[Start of EXTRACTED ENTRIES]
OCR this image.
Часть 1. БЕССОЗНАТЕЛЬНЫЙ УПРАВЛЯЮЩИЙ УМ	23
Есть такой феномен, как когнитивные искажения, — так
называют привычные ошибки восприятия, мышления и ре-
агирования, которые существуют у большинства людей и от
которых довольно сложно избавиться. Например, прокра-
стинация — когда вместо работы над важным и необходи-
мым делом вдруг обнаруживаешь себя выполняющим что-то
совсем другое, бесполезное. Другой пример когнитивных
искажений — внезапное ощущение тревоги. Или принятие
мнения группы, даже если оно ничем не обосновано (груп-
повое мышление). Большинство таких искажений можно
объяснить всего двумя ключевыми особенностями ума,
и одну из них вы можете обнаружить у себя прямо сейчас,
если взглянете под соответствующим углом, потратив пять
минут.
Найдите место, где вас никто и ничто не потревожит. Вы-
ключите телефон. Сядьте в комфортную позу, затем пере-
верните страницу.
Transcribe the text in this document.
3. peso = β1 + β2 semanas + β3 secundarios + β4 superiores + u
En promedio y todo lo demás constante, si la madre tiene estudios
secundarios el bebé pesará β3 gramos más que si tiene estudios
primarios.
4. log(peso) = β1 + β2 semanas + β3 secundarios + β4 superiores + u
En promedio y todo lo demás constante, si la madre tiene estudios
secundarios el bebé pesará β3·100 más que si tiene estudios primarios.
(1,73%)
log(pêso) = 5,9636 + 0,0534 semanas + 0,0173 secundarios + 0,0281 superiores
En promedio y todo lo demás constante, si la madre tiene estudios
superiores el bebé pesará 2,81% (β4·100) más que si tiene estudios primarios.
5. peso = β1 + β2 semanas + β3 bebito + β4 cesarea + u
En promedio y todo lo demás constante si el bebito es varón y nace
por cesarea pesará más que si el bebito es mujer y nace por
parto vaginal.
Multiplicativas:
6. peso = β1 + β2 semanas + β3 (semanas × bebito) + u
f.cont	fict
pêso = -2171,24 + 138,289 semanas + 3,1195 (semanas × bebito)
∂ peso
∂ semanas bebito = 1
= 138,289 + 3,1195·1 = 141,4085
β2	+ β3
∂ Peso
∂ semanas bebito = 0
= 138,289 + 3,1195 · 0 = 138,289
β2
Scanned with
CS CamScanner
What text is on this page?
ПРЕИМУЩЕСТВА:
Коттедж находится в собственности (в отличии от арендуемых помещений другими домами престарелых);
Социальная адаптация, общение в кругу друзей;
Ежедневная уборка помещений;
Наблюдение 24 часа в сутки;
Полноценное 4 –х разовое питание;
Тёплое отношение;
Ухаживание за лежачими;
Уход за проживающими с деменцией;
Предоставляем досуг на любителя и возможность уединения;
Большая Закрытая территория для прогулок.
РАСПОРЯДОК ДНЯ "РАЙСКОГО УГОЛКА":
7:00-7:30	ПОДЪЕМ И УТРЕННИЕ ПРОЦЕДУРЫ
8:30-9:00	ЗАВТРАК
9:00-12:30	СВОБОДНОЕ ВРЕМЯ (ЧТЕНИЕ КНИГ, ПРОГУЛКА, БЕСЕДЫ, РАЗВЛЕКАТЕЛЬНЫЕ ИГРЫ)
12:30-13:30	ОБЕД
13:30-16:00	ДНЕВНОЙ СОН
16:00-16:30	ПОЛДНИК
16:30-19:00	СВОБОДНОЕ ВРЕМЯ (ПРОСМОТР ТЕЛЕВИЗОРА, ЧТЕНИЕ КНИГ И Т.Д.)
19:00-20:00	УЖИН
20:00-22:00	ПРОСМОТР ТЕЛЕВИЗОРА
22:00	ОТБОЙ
[End of EXTRACTED ENTRIES]
TASK REQUIREMENTS:
Lines holding the word "secundarios" in the entries above are the ones to pull out. Copy them all.

PROBLEM SOLUTION:
3. peso = β1 + β2 semanas + β3 secundarios + β4 superiores + u
secundarios el bebé pesará β3 gramos más que si tiene estudios
4. log(peso) = β1 + β2 semanas + β3 secundarios + β4 superiores + u
secundarios el bebé pesará β3·100 más que si tiene estudios primarios.
log(pêso) = 5,9636 + 0,0534 semanas + 0,0173 secundarios + 0,0281 superiores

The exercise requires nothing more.